- **INSTRUCTION**
Make an exact copy of the listing below.

- **Stored entries**
☆ ☆ ☆ ☆
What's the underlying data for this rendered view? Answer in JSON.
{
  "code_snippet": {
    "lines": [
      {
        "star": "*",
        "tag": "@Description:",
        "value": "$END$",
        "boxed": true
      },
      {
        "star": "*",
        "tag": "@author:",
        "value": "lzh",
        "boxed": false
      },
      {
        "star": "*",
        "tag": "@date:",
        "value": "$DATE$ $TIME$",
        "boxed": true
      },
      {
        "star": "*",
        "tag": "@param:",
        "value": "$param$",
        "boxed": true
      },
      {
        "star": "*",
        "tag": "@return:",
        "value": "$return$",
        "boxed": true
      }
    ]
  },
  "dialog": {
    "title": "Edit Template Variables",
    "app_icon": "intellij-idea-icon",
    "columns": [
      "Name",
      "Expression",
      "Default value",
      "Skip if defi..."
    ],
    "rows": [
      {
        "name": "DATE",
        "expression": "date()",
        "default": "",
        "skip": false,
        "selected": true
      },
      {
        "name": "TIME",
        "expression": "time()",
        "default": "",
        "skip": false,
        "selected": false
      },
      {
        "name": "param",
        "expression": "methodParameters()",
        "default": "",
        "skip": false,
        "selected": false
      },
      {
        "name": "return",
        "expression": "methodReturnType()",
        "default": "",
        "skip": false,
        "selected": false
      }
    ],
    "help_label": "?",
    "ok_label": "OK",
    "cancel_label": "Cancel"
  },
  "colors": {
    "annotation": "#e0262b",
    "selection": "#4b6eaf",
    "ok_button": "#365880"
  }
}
☆ ☆ ☆ ☆
- **RESULT OF THE EXERCISE**
What's the underlying data for this rendered view? Answer in JSON.
{
  "code_snippet": {
    "lines": [
      {
        "star": "*",
        "tag": "@Description:",
        "value": "$END$",
        "boxed": true
      },
      {
        "star": "*",
        "tag": "@author:",
        "value": "lzh",
        "boxed": false
      },
      {
        "star": "*",
        "tag": "@date:",
        "value": "$DATE$ $TIME$",
        "boxed": true
      },
      {
        "star": "*",
        "tag": "@param:",
        "value": "$param$",
        "boxed": true
      },
      {
        "star": "*",
        "tag": "@return:",
        "value": "$return$",
        "boxed": true
      }
    ]
  },
  "dialog": {
    "title": "Edit Template Variables",
    "app_icon": "intellij-idea-icon",
    "columns": [
      "Name",
      "Expression",
      "Default value",
      "Skip if defi..."
    ],
    "rows": [
      {
        "name": "DATE",
        "expression": "date()",
        "default": "",
        "skip": false,
        "selected": true
      },
      {
        "name": "TIME",
        "expression": "time()",
        "default": "",
        "skip": false,
        "selected": false
      },
      {
        "name": "param",
        "expression": "methodParameters()",
        "default": "",
        "skip": false,
        "selected": false
      },
      {
        "name": "return",
        "expression": "methodReturnType()",
        "default": "",
        "skip": false,
        "selected": false
      }
    ],
    "help_label": "?",
    "ok_label": "OK",
    "cancel_label": "Cancel"
  },
  "colors": {
    "annotation": "#e0262b",
    "selection": "#4b6eaf",
    "ok_button": "#365880"
  }
}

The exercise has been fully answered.